**What the task asks**
Count how many lines contain the word "TradingView". Respond with the number alone.

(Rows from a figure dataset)
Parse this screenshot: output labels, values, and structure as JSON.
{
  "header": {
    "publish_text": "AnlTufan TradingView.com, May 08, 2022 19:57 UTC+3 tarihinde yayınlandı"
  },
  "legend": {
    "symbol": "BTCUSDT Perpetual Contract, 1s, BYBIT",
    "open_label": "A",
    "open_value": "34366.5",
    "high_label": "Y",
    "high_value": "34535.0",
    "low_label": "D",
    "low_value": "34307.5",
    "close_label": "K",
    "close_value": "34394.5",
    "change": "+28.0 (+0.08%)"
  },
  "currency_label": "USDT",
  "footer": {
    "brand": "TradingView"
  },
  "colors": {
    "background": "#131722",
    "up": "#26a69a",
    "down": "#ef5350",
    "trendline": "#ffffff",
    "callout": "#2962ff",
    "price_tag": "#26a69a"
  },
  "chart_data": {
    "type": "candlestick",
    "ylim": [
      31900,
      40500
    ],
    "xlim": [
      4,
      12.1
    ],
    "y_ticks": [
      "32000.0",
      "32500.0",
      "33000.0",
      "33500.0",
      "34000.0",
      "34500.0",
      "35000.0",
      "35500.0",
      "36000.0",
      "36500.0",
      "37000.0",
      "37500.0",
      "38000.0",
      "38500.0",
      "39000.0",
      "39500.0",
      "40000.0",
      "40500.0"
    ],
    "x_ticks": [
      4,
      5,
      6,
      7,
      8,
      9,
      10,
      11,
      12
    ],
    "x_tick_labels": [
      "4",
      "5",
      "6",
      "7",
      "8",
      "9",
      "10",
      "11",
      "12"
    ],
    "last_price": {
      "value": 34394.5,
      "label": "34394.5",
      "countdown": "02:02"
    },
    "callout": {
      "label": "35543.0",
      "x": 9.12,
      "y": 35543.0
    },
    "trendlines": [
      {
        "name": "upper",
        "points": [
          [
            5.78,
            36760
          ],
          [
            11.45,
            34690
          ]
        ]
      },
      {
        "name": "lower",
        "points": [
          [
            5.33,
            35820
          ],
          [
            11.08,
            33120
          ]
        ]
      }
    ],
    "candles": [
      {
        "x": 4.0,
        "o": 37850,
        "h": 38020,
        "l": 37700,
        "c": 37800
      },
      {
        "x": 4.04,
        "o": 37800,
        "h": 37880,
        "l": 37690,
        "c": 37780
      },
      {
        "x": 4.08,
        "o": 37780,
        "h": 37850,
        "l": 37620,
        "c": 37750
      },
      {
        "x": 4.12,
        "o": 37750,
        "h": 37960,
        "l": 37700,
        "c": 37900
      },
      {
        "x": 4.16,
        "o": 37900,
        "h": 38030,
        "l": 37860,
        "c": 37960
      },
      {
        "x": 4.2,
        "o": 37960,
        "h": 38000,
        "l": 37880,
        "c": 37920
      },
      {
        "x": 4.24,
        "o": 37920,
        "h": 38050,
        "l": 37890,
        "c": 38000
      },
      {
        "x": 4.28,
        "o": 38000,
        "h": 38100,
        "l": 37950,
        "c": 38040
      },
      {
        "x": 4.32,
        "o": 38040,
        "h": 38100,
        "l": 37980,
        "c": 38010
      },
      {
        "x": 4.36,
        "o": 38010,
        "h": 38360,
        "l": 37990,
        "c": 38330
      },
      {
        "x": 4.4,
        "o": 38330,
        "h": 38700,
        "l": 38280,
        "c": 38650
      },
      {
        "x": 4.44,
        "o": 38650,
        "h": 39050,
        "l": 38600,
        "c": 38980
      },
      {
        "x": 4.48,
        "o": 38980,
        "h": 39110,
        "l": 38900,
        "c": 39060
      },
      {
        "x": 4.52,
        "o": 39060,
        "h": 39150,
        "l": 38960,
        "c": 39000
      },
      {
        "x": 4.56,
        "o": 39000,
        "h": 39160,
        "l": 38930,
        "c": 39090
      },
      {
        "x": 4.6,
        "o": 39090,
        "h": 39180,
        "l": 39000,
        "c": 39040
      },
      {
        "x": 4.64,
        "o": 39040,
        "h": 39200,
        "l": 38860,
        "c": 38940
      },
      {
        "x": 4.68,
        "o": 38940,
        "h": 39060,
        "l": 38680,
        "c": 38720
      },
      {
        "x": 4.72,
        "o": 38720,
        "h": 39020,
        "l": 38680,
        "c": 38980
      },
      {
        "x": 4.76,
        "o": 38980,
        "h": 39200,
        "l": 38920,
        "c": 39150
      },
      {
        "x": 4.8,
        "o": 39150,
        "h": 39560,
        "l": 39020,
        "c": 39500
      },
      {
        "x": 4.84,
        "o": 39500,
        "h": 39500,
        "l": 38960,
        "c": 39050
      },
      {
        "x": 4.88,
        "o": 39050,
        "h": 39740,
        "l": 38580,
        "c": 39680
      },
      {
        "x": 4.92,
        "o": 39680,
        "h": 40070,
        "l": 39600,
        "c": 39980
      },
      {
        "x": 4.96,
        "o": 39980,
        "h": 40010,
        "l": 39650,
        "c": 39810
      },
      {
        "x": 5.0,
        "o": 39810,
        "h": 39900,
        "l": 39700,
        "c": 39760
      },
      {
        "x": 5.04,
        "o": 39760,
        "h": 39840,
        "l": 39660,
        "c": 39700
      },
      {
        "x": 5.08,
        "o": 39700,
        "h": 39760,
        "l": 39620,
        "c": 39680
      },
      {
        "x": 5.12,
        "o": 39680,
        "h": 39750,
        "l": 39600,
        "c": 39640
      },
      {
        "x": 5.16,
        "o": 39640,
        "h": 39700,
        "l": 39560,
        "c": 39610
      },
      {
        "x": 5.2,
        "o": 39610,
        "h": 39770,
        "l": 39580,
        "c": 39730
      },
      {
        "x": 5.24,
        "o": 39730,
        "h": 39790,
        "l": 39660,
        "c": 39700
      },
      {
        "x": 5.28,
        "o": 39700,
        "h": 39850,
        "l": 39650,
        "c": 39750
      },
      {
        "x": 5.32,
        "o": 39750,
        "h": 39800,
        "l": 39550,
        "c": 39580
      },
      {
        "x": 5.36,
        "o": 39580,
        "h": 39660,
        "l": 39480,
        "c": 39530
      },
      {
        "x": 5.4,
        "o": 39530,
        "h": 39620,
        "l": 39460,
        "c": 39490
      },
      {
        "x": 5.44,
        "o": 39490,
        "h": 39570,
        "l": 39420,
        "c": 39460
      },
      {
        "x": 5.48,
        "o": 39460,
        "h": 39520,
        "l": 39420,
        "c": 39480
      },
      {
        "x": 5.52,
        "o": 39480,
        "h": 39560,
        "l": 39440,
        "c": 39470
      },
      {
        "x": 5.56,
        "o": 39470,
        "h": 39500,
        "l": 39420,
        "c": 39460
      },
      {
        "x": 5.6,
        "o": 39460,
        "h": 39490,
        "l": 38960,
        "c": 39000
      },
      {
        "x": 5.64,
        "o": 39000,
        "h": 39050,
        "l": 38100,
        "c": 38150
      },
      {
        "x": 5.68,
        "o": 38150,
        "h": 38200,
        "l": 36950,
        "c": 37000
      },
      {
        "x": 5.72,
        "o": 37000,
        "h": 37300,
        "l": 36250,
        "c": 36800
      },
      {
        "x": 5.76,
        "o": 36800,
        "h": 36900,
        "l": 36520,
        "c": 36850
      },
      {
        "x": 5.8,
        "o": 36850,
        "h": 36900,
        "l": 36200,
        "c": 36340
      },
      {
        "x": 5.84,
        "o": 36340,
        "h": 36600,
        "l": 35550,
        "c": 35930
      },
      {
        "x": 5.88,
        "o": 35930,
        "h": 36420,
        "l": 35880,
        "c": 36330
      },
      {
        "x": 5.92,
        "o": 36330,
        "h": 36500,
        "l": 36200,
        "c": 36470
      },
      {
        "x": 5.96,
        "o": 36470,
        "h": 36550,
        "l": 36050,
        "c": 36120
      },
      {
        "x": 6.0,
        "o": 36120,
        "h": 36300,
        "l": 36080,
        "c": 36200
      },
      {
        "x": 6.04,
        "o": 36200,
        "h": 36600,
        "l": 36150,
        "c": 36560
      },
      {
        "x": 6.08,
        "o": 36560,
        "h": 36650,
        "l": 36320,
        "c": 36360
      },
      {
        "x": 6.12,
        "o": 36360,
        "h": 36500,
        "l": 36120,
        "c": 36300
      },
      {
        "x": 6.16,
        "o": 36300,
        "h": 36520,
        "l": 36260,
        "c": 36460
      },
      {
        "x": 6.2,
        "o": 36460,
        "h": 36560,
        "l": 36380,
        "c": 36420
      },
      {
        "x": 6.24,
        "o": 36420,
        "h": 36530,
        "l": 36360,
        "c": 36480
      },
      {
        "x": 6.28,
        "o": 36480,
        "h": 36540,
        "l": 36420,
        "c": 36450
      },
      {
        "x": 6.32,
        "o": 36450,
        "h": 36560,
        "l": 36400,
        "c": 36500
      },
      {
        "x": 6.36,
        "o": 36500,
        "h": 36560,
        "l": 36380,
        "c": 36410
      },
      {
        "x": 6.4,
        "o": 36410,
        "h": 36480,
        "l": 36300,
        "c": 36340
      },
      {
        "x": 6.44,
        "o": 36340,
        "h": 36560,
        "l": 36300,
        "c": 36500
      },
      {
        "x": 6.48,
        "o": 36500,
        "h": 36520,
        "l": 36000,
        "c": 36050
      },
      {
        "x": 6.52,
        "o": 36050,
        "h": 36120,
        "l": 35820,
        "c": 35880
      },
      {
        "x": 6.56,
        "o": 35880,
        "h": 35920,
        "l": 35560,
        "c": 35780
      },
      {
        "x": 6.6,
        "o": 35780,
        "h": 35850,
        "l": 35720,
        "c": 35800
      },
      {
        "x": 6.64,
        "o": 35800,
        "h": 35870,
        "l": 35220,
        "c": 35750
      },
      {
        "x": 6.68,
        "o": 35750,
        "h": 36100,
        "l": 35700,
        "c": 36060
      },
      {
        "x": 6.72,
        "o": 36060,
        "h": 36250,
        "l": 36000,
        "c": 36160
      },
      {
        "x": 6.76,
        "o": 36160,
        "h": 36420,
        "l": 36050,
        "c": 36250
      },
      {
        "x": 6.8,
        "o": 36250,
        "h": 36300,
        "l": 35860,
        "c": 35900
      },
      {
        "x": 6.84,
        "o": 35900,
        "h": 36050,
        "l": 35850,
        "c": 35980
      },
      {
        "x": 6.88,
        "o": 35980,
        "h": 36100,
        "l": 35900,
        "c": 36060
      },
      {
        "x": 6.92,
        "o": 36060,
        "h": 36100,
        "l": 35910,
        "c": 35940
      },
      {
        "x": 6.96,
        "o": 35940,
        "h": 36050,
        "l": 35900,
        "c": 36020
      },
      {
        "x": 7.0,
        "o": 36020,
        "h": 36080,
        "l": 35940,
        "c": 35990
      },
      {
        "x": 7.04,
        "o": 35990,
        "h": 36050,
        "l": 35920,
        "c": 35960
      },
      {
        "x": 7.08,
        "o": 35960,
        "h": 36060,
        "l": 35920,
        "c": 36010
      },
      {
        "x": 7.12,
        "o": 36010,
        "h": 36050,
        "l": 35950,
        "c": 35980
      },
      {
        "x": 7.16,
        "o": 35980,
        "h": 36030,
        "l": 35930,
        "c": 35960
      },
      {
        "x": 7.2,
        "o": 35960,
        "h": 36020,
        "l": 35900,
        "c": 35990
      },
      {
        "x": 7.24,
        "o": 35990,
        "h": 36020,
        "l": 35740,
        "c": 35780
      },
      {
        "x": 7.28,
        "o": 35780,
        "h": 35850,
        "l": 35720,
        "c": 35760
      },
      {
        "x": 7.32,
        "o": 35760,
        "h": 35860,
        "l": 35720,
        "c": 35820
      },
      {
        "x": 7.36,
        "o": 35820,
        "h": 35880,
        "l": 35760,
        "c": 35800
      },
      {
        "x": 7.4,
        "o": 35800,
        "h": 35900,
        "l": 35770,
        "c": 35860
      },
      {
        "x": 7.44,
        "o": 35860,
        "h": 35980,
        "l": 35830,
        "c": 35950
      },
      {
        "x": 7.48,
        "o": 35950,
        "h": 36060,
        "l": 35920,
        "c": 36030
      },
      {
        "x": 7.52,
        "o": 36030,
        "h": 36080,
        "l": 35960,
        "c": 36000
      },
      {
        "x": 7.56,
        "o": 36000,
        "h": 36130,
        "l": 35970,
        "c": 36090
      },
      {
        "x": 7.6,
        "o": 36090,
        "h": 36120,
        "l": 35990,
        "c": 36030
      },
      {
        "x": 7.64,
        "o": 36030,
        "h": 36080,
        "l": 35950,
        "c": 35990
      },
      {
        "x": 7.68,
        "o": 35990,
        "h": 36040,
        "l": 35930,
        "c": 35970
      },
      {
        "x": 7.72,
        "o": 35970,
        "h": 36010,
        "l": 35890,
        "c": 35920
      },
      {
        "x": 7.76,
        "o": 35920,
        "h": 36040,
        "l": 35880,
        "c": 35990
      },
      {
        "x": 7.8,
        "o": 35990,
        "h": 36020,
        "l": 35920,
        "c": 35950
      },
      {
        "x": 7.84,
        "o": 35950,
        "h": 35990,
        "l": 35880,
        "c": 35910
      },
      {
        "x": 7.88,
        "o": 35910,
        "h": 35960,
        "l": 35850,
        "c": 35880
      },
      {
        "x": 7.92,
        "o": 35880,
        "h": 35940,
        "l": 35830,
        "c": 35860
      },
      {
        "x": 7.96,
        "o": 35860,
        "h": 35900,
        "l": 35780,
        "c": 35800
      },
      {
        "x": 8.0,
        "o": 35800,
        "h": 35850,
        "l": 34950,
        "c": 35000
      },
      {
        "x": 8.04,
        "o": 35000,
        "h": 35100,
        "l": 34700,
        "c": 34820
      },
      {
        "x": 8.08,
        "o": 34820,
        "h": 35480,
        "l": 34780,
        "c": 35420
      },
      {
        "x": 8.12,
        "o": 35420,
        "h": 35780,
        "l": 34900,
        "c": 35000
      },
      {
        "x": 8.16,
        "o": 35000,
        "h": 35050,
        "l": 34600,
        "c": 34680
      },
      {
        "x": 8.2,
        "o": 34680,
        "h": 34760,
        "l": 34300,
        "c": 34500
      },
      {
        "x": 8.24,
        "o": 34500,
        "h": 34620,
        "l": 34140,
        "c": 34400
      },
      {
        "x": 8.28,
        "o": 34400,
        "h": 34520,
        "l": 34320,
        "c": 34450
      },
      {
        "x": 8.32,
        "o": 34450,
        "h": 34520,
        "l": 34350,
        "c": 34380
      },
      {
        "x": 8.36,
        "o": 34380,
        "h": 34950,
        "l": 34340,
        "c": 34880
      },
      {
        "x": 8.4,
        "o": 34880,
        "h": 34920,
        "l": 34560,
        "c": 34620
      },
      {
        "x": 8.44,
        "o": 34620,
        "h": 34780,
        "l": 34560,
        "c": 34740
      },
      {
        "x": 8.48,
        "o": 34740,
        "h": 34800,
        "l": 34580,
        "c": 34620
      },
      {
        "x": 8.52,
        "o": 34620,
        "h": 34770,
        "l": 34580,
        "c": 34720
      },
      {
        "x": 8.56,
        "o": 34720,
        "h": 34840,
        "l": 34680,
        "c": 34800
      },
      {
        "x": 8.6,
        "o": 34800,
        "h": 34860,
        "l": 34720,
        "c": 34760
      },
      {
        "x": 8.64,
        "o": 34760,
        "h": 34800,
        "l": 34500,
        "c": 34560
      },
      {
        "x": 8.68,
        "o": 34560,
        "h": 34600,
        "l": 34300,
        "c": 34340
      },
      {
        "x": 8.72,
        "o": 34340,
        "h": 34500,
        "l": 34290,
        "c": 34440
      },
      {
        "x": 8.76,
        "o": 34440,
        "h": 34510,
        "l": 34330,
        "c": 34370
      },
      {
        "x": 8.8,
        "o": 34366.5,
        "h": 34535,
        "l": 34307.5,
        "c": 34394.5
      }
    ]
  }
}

**Solution**
2